• _Material for the task_

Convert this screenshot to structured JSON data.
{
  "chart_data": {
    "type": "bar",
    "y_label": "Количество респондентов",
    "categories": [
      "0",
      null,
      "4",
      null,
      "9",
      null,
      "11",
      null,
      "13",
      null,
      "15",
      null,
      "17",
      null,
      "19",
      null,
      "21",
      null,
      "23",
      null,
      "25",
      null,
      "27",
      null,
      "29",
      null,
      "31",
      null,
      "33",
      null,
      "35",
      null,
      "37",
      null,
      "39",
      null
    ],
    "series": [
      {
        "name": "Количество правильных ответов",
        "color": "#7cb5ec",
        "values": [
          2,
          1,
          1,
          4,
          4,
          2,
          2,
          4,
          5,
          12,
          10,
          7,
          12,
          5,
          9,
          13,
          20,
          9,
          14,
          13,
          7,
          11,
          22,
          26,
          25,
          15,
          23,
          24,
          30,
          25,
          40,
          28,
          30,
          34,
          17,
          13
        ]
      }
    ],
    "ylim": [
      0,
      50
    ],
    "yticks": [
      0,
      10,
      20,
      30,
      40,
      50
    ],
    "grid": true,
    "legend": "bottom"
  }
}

• _What the task requires_
From the entries above, copy each line holding "Количество".

• _Written response_
    "y_label": "Количество респондентов",
        "name": "Количество правильных ответов",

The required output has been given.